• GIVEN EXERCISE: Please retype the data in full and exactly; the pictures are not part of the copy.

• RECORDS FOR THE TASK:
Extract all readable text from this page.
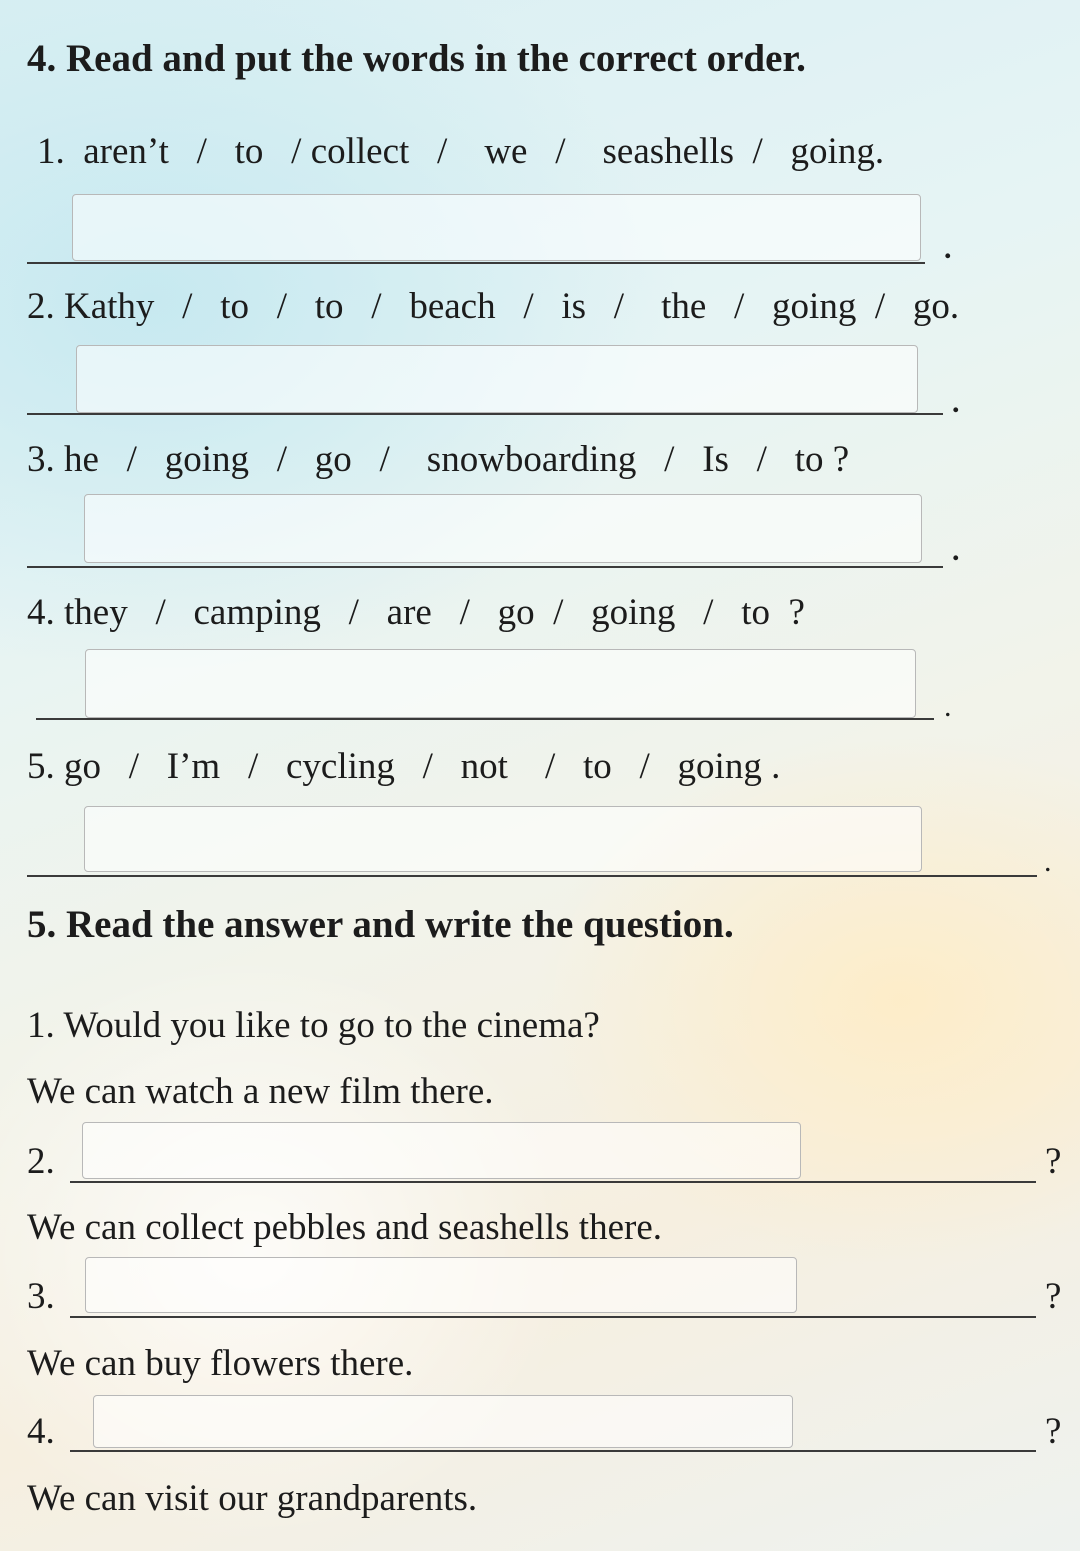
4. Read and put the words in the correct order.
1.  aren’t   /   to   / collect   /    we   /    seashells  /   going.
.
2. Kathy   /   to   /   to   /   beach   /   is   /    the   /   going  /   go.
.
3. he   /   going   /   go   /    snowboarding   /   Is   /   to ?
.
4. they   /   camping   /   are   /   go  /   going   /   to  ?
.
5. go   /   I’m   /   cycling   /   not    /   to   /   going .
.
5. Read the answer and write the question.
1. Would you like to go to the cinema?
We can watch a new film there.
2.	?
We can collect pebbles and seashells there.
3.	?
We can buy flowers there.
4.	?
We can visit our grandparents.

• REPLY:
Extract all readable text from this page.
4. Read and put the words in the correct order.
1.  aren’t   /   to   / collect   /    we   /    seashells  /   going.
.
2. Kathy   /   to   /   to   /   beach   /   is   /    the   /   going  /   go.
.
3. he   /   going   /   go   /    snowboarding   /   Is   /   to ?
.
4. they   /   camping   /   are   /   go  /   going   /   to  ?
.
5. go   /   I’m   /   cycling   /   not    /   to   /   going .
.
5. Read the answer and write the question.
1. Would you like to go to the cinema?
We can watch a new film there.
2.	?
We can collect pebbles and seashells there.
3.	?
We can buy flowers there.
4.	?
We can visit our grandparents.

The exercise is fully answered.